» CHALLENGE
Quote the listing in full, exactly as given, minus any pictures.

» STORED ROWS
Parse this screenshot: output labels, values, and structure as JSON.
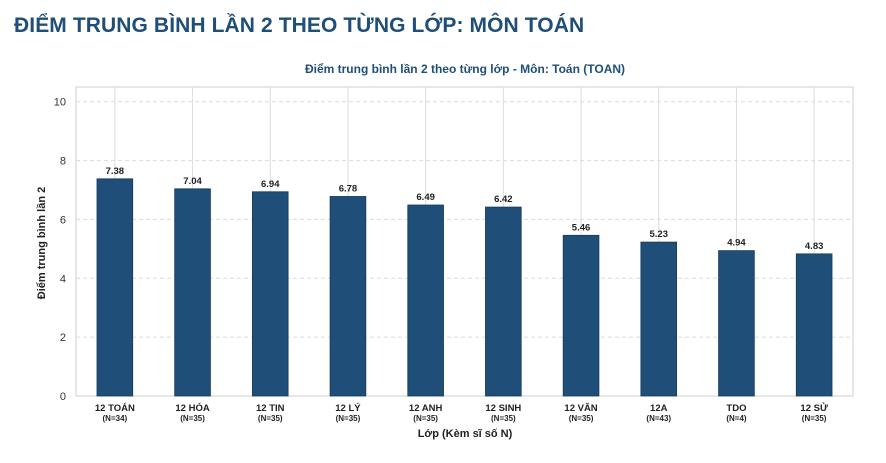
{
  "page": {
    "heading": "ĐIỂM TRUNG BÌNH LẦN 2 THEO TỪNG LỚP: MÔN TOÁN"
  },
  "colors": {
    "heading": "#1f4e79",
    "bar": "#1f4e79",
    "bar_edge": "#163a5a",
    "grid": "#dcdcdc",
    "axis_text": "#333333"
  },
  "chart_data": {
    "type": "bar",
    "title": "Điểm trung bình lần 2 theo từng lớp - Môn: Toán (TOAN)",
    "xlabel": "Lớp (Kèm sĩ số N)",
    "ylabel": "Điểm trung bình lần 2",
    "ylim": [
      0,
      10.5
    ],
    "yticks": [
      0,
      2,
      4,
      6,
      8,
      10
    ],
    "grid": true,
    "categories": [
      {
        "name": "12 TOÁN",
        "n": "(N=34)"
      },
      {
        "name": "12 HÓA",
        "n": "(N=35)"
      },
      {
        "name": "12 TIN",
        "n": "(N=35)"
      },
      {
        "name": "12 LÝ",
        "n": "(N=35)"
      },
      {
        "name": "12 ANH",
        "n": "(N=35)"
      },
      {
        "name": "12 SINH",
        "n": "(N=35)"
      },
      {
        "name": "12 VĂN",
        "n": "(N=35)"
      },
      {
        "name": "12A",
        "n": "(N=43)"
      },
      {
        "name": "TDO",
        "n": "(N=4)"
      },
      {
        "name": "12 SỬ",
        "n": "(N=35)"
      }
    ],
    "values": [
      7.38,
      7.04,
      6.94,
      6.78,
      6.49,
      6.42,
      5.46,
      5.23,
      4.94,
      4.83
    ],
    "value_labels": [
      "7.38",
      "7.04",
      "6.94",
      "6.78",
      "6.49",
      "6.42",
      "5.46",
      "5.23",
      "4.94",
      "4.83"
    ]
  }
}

» ANSWER IN FULL
Parse this screenshot: output labels, values, and structure as JSON.
{
  "page": {
    "heading": "ĐIỂM TRUNG BÌNH LẦN 2 THEO TỪNG LỚP: MÔN TOÁN"
  },
  "colors": {
    "heading": "#1f4e79",
    "bar": "#1f4e79",
    "bar_edge": "#163a5a",
    "grid": "#dcdcdc",
    "axis_text": "#333333"
  },
  "chart_data": {
    "type": "bar",
    "title": "Điểm trung bình lần 2 theo từng lớp - Môn: Toán (TOAN)",
    "xlabel": "Lớp (Kèm sĩ số N)",
    "ylabel": "Điểm trung bình lần 2",
    "ylim": [
      0,
      10.5
    ],
    "yticks": [
      0,
      2,
      4,
      6,
      8,
      10
    ],
    "grid": true,
    "categories": [
      {
        "name": "12 TOÁN",
        "n": "(N=34)"
      },
      {
        "name": "12 HÓA",
        "n": "(N=35)"
      },
      {
        "name": "12 TIN",
        "n": "(N=35)"
      },
      {
        "name": "12 LÝ",
        "n": "(N=35)"
      },
      {
        "name": "12 ANH",
        "n": "(N=35)"
      },
      {
        "name": "12 SINH",
        "n": "(N=35)"
      },
      {
        "name": "12 VĂN",
        "n": "(N=35)"
      },
      {
        "name": "12A",
        "n": "(N=43)"
      },
      {
        "name": "TDO",
        "n": "(N=4)"
      },
      {
        "name": "12 SỬ",
        "n": "(N=35)"
      }
    ],
    "values": [
      7.38,
      7.04,
      6.94,
      6.78,
      6.49,
      6.42,
      5.46,
      5.23,
      4.94,
      4.83
    ],
    "value_labels": [
      "7.38",
      "7.04",
      "6.94",
      "6.78",
      "6.49",
      "6.42",
      "5.46",
      "5.23",
      "4.94",
      "4.83"
    ]
  }
}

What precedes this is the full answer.